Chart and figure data
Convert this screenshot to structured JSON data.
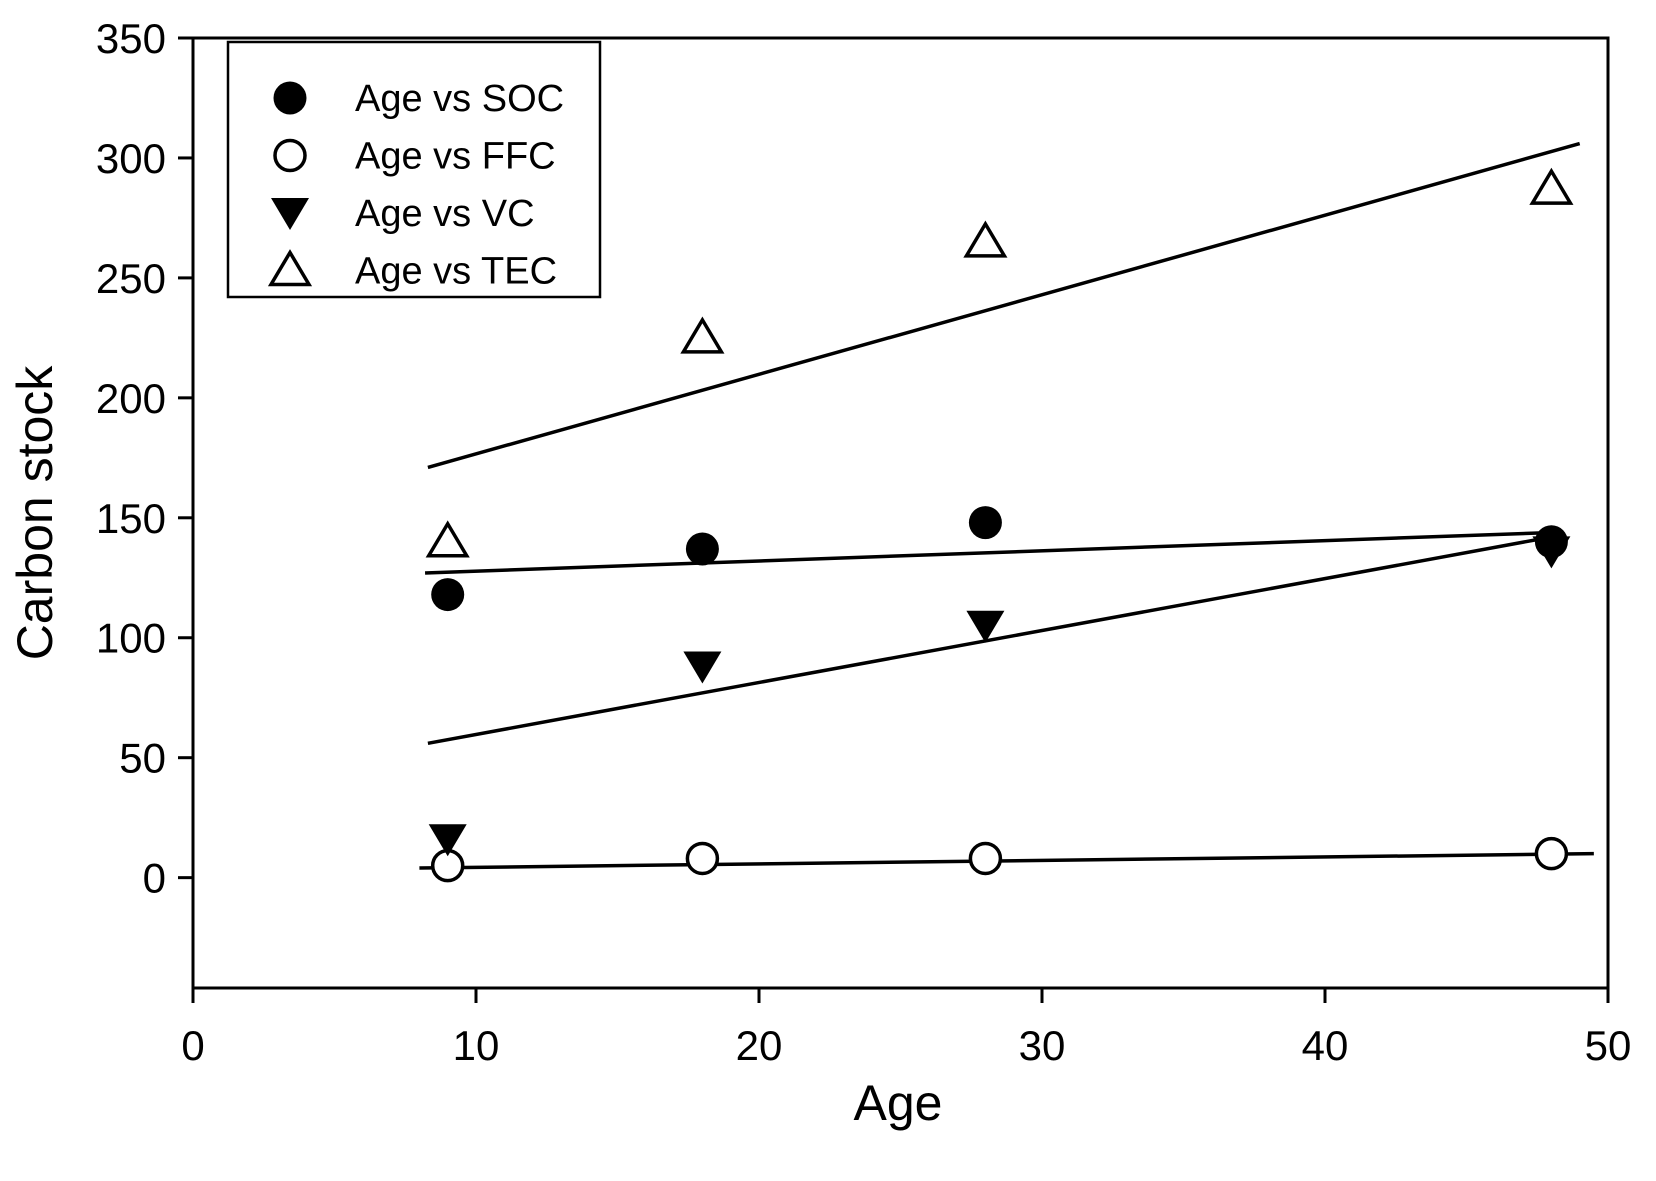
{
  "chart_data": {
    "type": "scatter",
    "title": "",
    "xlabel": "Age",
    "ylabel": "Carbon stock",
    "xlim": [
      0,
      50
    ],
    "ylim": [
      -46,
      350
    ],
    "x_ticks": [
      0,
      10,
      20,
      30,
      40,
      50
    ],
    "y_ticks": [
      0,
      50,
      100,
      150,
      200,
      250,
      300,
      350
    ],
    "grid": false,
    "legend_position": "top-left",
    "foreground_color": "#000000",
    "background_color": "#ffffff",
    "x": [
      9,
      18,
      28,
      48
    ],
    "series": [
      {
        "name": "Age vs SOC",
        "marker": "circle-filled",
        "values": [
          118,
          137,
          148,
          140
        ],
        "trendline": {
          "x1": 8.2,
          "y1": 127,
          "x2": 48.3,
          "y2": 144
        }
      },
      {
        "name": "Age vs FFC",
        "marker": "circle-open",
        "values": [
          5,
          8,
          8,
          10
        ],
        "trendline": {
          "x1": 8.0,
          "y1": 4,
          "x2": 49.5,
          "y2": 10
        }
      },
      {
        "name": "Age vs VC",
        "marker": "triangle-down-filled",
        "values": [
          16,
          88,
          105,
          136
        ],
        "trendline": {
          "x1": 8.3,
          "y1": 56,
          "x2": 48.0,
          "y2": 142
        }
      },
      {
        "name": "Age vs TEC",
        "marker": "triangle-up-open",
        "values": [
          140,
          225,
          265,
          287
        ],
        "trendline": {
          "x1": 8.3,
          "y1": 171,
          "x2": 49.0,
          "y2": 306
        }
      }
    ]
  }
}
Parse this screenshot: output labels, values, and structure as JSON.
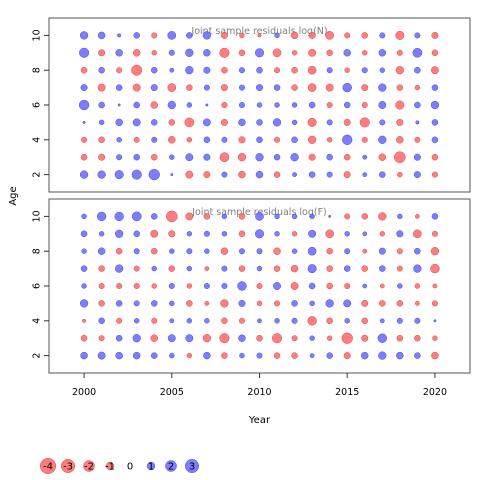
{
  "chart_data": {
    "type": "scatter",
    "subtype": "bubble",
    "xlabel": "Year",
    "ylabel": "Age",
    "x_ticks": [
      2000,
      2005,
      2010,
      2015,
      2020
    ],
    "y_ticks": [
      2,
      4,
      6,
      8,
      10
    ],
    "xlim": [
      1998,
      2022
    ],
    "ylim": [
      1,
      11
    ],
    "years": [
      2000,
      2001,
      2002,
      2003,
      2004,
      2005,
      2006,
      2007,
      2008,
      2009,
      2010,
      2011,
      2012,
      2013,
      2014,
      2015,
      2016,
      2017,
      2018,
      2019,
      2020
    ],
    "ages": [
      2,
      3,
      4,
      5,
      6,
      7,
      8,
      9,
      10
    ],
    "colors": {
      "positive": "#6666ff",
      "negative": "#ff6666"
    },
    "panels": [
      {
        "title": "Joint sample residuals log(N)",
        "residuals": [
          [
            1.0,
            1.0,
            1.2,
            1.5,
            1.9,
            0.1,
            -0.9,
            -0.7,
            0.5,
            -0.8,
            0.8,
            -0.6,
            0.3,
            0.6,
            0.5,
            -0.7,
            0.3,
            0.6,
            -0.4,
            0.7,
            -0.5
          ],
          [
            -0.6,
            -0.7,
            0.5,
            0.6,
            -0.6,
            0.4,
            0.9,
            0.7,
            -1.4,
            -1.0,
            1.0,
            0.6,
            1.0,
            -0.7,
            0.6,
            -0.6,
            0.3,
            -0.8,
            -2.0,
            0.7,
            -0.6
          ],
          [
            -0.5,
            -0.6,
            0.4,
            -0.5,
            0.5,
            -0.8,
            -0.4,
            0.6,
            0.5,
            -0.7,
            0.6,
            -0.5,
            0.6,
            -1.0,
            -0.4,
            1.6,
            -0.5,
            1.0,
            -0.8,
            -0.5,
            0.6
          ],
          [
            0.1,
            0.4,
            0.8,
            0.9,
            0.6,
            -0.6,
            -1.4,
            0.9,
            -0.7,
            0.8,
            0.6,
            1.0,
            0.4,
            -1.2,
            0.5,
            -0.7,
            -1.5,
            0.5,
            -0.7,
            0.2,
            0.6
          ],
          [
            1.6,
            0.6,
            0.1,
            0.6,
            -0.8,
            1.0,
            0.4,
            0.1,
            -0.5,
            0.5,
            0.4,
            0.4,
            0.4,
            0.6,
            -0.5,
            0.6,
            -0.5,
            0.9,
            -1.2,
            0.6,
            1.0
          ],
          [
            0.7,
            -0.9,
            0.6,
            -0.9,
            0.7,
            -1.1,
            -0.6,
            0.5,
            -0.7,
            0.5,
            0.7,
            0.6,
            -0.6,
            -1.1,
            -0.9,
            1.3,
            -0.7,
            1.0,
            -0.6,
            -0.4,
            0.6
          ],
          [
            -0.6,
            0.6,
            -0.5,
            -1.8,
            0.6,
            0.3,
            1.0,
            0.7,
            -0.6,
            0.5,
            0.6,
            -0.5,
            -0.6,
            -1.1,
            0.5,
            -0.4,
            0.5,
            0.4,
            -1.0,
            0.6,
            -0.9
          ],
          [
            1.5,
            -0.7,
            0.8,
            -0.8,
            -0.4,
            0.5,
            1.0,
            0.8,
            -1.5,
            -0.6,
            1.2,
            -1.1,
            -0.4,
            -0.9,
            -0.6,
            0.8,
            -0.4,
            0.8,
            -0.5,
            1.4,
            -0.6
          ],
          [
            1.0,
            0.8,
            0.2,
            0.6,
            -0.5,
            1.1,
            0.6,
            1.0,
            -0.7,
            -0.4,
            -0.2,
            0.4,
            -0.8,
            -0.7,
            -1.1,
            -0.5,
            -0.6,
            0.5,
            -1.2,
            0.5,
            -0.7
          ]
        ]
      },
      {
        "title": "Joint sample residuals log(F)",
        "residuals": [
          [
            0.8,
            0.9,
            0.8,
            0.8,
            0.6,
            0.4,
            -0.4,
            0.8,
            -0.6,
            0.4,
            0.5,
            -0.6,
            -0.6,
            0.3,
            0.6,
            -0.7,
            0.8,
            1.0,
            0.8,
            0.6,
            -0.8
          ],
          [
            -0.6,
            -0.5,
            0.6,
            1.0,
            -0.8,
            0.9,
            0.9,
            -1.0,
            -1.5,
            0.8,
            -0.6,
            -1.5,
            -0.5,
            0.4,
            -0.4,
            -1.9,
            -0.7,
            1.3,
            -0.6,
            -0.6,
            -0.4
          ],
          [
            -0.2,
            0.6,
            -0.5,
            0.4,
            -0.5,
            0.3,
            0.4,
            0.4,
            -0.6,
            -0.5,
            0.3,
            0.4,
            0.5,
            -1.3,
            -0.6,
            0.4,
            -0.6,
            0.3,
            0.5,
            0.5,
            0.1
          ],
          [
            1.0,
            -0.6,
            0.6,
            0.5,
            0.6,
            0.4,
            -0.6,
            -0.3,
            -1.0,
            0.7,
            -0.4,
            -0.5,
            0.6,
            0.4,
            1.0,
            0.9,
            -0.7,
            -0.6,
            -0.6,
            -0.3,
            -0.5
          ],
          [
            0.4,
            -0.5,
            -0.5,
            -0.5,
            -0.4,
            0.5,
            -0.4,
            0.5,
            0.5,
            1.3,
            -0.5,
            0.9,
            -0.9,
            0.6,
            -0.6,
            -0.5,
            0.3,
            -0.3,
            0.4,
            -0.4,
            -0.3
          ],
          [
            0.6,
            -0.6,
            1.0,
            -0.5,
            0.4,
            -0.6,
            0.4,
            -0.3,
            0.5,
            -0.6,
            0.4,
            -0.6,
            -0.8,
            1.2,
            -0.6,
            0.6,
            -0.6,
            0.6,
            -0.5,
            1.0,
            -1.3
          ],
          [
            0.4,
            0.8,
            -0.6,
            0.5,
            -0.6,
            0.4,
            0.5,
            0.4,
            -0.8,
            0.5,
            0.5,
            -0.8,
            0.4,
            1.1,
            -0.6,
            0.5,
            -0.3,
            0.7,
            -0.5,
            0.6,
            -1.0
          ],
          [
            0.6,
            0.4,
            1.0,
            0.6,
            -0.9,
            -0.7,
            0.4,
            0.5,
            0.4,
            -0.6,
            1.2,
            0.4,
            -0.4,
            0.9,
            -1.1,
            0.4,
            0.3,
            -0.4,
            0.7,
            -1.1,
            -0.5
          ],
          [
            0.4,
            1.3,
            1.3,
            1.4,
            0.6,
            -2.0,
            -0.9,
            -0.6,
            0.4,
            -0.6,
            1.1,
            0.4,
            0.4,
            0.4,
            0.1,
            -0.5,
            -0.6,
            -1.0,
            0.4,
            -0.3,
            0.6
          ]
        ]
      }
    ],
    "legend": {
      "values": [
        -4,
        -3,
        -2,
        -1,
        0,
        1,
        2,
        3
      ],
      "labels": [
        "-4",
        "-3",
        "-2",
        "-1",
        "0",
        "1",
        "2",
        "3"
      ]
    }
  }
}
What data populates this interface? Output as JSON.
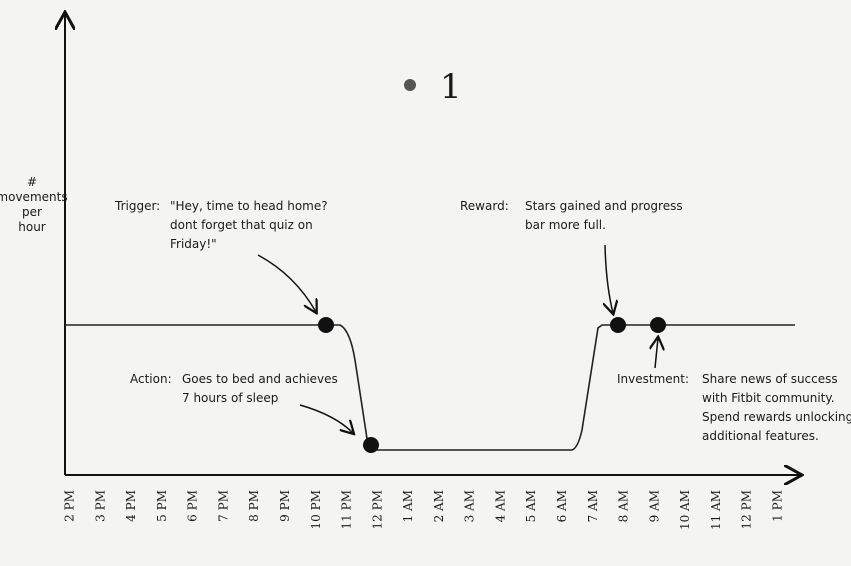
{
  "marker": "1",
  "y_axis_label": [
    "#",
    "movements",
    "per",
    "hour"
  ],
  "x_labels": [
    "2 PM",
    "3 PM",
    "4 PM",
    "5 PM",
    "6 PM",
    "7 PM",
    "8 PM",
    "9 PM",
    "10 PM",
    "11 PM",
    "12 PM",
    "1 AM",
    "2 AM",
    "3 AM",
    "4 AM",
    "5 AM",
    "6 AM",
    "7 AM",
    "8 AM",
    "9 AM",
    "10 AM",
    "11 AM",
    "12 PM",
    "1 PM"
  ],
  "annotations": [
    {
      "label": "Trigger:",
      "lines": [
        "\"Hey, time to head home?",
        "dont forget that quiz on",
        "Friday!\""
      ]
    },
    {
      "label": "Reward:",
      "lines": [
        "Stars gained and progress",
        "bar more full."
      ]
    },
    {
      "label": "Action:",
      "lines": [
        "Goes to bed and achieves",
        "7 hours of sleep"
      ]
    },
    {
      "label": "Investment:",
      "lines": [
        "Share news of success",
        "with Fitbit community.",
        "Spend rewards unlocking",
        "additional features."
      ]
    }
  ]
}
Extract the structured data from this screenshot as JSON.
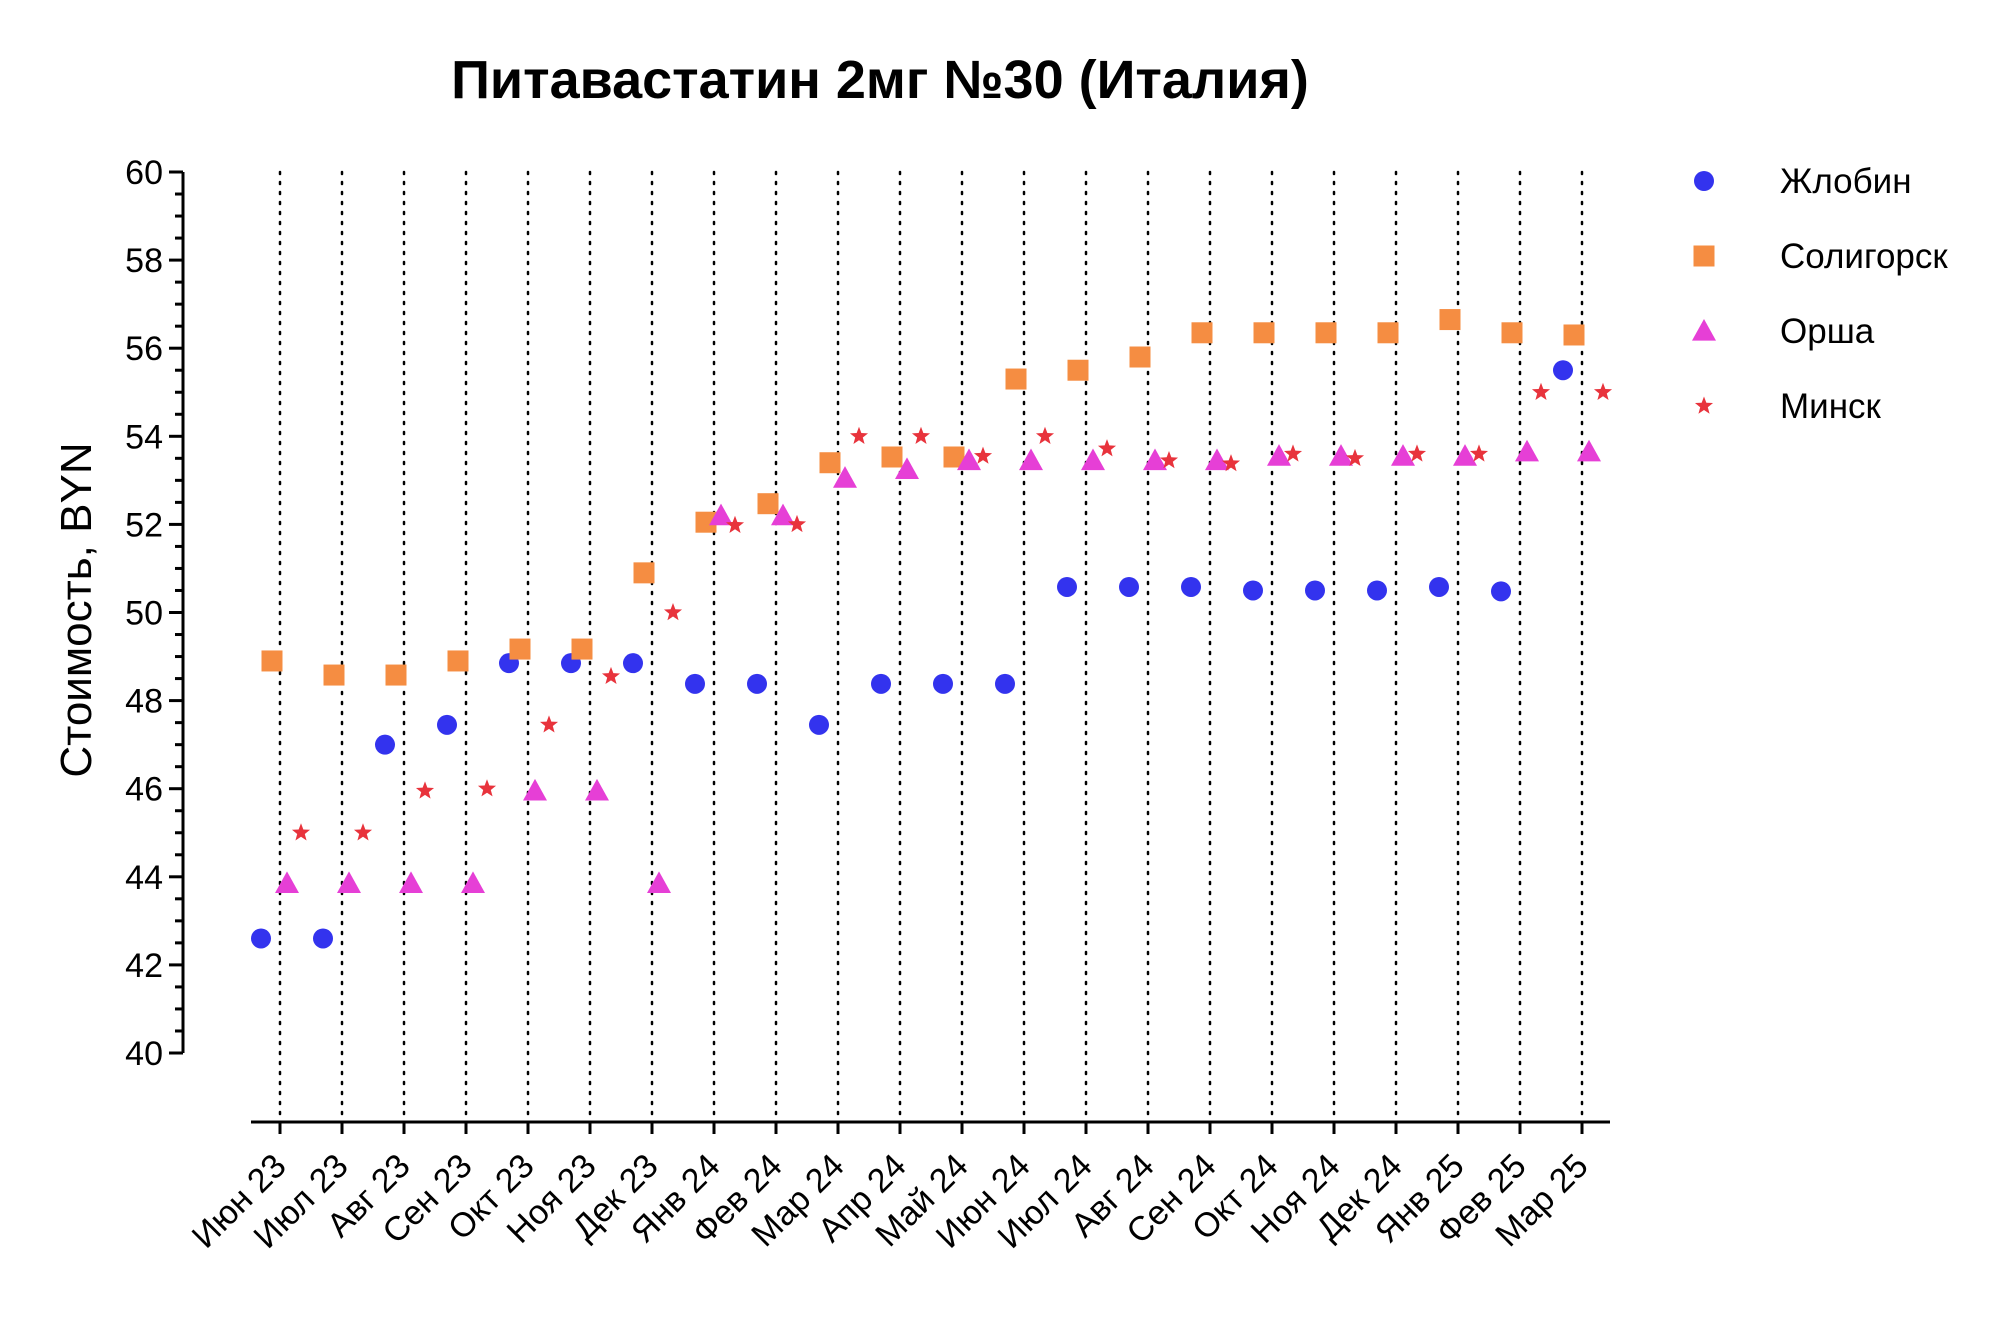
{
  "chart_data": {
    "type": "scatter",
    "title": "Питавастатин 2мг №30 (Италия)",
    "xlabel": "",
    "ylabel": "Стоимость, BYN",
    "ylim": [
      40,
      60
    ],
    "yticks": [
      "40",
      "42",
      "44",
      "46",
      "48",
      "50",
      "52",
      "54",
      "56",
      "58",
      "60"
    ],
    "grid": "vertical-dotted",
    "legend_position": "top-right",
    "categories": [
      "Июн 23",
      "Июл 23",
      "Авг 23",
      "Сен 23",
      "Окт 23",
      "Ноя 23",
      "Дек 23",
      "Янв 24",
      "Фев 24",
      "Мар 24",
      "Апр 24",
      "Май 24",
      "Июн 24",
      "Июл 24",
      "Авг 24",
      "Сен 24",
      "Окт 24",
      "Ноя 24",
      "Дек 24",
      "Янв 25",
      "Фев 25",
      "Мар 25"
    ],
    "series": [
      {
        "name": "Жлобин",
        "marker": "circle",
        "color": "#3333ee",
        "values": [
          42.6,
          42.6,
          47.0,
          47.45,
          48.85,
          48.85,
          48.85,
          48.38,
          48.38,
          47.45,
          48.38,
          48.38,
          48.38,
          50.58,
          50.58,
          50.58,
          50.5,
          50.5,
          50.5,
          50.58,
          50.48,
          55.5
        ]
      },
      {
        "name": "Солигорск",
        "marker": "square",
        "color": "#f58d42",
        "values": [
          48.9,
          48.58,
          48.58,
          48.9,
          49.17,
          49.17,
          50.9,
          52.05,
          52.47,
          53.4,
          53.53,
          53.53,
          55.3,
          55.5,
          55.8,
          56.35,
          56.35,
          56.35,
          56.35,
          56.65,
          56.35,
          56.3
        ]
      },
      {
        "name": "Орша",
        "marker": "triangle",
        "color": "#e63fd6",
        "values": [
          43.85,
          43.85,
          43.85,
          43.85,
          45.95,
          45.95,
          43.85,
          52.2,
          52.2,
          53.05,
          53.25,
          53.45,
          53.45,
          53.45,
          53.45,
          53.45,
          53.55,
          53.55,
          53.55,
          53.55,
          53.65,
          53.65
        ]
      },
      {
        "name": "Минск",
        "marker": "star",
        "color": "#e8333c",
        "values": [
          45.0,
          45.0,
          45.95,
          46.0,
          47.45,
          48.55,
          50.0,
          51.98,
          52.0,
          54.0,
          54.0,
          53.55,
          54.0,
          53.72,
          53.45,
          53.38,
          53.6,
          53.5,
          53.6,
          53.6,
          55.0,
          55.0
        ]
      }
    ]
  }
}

*GIVEN PROBLEM*
Determine the number of lines in the listing that contain the string "name". Write that number and nothing else.

*SOLUTION FOR THIS EXERCISE*
8